▸ WHAT THIS TASK INVOLVES:
Only the pictures are left out: repeat the rest of the entries exactly.

▸ INPUT RECORDS:
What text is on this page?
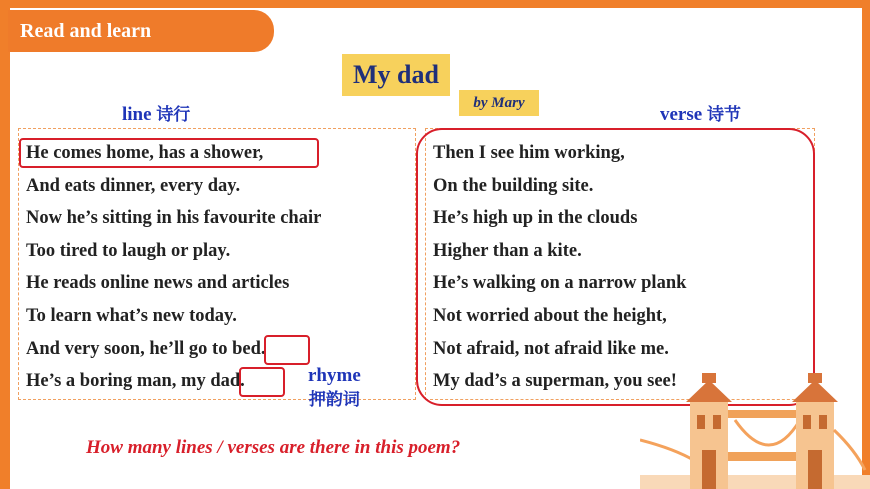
Read and learn
My dad
by Mary
line 诗行	verse 诗节
He comes home, has a shower,
And eats dinner, every day.
Now he’s sitting in his favourite chair
Too tired to laugh or play.
He reads online news and articles
To learn what’s new today.
And very soon, he’ll go to bed.
He’s a boring man, my dad.
Then I see him working,
On the building site.
He’s high up in the clouds
Higher than a kite.
He’s walking on a narrow plank
Not worried about the height,
Not afraid, not afraid like me.
My dad’s a superman, you see!
rhyme
押韵词
How many lines / verses are there in this poem?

▸ TASK ANSWER:
What text is on this page?
Read and learn
My dad
by Mary
line 诗行	verse 诗节
He comes home, has a shower,
And eats dinner, every day.
Now he’s sitting in his favourite chair
Too tired to laugh or play.
He reads online news and articles
To learn what’s new today.
And very soon, he’ll go to bed.
He’s a boring man, my dad.
Then I see him working,
On the building site.
He’s high up in the clouds
Higher than a kite.
He’s walking on a narrow plank
Not worried about the height,
Not afraid, not afraid like me.
My dad’s a superman, you see!
rhyme
押韵词
How many lines / verses are there in this poem?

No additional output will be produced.